▶ [Exercise goal] Scan each line of the records for the word "unique" and extract the ones that have it.

▶ [Extracted material]
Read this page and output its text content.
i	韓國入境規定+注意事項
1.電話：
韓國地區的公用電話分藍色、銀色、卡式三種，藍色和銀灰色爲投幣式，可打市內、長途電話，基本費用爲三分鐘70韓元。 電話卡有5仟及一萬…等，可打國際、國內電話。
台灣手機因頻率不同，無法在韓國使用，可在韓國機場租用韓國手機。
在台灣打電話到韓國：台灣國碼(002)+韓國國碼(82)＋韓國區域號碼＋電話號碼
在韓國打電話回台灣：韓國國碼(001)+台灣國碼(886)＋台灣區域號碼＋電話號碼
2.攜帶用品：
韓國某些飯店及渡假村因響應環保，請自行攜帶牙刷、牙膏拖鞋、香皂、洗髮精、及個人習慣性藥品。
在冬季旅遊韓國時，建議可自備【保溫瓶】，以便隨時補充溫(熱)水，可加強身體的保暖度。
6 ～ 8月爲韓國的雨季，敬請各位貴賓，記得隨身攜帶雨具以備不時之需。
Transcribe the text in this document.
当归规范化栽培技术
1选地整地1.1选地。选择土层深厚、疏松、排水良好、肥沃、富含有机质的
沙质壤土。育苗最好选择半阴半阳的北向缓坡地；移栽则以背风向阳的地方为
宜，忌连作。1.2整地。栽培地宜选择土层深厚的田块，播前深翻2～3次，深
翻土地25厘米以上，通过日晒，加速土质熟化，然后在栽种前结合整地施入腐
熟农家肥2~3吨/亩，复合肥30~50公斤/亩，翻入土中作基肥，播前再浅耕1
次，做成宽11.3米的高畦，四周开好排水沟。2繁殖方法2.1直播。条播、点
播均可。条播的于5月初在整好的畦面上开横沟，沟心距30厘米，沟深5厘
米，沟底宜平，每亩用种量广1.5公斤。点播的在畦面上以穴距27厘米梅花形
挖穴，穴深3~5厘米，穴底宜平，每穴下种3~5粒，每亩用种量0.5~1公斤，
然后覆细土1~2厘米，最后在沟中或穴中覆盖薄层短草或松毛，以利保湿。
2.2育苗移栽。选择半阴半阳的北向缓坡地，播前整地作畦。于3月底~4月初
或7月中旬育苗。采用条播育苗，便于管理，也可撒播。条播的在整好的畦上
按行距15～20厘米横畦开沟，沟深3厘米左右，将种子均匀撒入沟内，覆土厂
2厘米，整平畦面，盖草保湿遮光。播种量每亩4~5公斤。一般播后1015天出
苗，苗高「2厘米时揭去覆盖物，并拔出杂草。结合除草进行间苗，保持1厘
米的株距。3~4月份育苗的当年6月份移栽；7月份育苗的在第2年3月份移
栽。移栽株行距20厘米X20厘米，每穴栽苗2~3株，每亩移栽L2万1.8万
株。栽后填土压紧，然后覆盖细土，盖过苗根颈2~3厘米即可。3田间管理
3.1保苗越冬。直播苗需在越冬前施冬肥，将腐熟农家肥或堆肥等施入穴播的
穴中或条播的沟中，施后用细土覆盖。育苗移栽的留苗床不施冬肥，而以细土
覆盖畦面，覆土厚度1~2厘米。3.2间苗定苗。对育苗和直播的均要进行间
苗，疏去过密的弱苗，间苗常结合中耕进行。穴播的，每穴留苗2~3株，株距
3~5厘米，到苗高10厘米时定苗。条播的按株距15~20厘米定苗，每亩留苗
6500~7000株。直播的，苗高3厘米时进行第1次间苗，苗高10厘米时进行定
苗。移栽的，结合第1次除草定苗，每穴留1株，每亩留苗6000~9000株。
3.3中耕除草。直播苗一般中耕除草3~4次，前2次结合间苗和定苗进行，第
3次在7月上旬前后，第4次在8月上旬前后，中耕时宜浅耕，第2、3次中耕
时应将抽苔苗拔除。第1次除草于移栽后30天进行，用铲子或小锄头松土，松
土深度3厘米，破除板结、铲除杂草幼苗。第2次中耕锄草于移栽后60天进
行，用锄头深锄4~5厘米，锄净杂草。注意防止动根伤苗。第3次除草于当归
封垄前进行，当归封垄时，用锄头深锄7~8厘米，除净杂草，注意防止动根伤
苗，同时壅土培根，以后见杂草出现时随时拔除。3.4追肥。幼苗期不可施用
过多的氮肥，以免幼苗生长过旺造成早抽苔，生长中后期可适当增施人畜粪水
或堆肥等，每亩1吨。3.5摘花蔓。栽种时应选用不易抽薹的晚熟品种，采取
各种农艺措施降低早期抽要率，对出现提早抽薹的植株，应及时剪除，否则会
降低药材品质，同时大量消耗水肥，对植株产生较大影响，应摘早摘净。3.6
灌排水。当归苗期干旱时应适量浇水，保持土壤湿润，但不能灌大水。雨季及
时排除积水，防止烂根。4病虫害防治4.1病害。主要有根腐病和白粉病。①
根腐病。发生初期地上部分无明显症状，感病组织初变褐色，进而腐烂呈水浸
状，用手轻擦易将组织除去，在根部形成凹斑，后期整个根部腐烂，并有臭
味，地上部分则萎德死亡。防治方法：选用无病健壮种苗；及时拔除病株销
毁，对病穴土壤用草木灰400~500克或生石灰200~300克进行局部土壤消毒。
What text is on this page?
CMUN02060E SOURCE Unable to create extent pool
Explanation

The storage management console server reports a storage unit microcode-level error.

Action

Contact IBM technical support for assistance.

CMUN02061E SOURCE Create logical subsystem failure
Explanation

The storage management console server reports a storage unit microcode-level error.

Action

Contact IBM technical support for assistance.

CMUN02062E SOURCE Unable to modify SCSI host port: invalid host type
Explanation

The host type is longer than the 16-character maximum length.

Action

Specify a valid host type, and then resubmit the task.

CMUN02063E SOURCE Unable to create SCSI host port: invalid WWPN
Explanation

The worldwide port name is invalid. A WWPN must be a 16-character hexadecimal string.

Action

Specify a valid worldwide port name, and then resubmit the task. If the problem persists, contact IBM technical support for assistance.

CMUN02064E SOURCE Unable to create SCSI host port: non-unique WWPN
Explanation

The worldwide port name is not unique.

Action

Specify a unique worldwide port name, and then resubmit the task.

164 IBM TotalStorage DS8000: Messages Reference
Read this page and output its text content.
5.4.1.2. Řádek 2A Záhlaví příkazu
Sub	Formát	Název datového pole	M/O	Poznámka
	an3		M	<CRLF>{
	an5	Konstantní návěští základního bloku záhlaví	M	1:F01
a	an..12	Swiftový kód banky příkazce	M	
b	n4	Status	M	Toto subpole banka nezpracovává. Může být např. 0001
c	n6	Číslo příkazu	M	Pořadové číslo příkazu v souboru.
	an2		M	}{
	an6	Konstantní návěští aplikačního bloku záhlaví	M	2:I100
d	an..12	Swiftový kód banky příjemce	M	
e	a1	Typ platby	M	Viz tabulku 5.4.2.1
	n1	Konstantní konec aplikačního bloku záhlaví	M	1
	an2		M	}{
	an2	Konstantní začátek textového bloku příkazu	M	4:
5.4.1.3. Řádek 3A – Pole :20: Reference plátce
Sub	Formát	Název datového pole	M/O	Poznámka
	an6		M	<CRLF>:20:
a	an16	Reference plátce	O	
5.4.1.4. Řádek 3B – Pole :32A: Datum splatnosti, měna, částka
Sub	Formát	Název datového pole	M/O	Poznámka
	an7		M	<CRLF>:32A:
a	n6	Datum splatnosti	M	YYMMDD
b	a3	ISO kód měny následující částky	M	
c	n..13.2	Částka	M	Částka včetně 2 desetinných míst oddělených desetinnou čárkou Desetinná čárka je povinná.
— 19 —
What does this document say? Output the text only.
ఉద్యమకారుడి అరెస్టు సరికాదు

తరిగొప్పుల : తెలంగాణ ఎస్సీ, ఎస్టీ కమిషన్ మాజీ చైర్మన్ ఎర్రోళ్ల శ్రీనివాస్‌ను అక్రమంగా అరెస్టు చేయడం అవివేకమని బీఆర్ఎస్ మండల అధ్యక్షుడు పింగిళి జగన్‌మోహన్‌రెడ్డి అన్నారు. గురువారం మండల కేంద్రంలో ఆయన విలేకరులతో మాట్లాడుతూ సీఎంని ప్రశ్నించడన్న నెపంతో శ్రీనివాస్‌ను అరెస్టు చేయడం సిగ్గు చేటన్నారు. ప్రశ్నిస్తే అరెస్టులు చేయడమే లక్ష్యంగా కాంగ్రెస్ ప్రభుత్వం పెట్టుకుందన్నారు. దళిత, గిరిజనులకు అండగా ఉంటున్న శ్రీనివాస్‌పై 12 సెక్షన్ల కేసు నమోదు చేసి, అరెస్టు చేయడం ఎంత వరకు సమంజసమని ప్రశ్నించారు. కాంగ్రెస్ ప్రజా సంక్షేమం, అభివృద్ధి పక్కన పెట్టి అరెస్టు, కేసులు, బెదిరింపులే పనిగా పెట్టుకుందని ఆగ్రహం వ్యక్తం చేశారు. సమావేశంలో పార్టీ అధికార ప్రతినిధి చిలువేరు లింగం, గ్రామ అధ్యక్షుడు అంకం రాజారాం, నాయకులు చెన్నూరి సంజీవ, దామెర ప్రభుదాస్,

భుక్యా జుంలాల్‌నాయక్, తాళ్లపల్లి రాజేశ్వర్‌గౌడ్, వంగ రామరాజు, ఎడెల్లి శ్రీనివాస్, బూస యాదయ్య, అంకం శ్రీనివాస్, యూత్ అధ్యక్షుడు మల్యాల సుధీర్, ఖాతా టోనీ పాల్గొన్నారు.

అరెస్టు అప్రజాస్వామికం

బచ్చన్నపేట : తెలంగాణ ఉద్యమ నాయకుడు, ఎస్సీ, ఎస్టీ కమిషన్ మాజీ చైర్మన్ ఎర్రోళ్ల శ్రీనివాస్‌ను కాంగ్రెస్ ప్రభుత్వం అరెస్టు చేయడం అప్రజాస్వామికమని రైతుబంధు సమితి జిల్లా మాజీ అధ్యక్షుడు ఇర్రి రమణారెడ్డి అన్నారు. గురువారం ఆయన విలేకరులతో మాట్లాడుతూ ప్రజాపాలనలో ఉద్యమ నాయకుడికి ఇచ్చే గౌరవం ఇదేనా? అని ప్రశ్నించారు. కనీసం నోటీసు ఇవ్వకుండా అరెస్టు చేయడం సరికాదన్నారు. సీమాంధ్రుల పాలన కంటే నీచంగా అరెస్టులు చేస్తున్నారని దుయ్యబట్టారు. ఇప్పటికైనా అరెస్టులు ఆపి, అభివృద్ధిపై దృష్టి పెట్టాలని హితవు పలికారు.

▶ [Exercise output]
CMUN02064E SOURCE Unable to create SCSI host port: non-unique WWPN
The worldwide port name is not unique.
Specify a unique worldwide port name, and then resubmit the task.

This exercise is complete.